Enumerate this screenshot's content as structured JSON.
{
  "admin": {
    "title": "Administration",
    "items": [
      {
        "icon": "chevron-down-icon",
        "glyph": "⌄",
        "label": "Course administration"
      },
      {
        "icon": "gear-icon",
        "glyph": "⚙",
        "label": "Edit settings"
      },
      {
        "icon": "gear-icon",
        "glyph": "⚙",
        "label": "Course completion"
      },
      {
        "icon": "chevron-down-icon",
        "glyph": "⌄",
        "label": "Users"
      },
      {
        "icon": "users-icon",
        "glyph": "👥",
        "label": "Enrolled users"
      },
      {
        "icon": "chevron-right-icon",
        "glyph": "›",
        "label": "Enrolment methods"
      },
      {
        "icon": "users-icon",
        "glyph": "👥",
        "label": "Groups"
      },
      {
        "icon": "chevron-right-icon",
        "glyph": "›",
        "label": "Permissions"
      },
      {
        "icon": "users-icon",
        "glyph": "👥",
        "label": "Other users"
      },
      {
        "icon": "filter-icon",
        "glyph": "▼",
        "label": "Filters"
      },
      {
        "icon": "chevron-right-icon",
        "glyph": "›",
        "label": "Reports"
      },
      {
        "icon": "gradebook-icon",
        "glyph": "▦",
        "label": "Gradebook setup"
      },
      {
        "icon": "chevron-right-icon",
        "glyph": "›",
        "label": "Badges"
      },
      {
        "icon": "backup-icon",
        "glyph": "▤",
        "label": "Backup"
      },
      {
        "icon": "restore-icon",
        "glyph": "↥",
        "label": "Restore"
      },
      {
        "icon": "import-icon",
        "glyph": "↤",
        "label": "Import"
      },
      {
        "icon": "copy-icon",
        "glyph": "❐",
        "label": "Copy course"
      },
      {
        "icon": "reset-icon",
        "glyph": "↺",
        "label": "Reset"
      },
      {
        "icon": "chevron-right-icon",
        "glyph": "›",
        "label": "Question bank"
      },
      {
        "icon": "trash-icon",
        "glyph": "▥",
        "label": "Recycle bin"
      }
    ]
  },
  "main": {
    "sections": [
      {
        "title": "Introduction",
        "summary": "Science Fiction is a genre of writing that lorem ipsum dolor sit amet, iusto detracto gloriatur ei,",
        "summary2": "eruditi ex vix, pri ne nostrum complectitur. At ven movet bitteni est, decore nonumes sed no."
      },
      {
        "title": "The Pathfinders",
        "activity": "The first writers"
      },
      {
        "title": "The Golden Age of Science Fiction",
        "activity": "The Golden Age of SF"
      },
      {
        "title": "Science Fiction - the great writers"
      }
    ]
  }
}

Set task:
Transcribe every line of the data, exactly as it stands.

Completed exercise:
Enumerate this screenshot's content as structured JSON.
{
  "admin": {
    "title": "Administration",
    "items": [
      {
        "icon": "chevron-down-icon",
        "glyph": "⌄",
        "label": "Course administration"
      },
      {
        "icon": "gear-icon",
        "glyph": "⚙",
        "label": "Edit settings"
      },
      {
        "icon": "gear-icon",
        "glyph": "⚙",
        "label": "Course completion"
      },
      {
        "icon": "chevron-down-icon",
        "glyph": "⌄",
        "label": "Users"
      },
      {
        "icon": "users-icon",
        "glyph": "👥",
        "label": "Enrolled users"
      },
      {
        "icon": "chevron-right-icon",
        "glyph": "›",
        "label": "Enrolment methods"
      },
      {
        "icon": "users-icon",
        "glyph": "👥",
        "label": "Groups"
      },
      {
        "icon": "chevron-right-icon",
        "glyph": "›",
        "label": "Permissions"
      },
      {
        "icon": "users-icon",
        "glyph": "👥",
        "label": "Other users"
      },
      {
        "icon": "filter-icon",
        "glyph": "▼",
        "label": "Filters"
      },
      {
        "icon": "chevron-right-icon",
        "glyph": "›",
        "label": "Reports"
      },
      {
        "icon": "gradebook-icon",
        "glyph": "▦",
        "label": "Gradebook setup"
      },
      {
        "icon": "chevron-right-icon",
        "glyph": "›",
        "label": "Badges"
      },
      {
        "icon": "backup-icon",
        "glyph": "▤",
        "label": "Backup"
      },
      {
        "icon": "restore-icon",
        "glyph": "↥",
        "label": "Restore"
      },
      {
        "icon": "import-icon",
        "glyph": "↤",
        "label": "Import"
      },
      {
        "icon": "copy-icon",
        "glyph": "❐",
        "label": "Copy course"
      },
      {
        "icon": "reset-icon",
        "glyph": "↺",
        "label": "Reset"
      },
      {
        "icon": "chevron-right-icon",
        "glyph": "›",
        "label": "Question bank"
      },
      {
        "icon": "trash-icon",
        "glyph": "▥",
        "label": "Recycle bin"
      }
    ]
  },
  "main": {
    "sections": [
      {
        "title": "Introduction",
        "summary": "Science Fiction is a genre of writing that lorem ipsum dolor sit amet, iusto detracto gloriatur ei,",
        "summary2": "eruditi ex vix, pri ne nostrum complectitur. At ven movet bitteni est, decore nonumes sed no."
      },
      {
        "title": "The Pathfinders",
        "activity": "The first writers"
      },
      {
        "title": "The Golden Age of Science Fiction",
        "activity": "The Golden Age of SF"
      },
      {
        "title": "Science Fiction - the great writers"
      }
    ]
  }
}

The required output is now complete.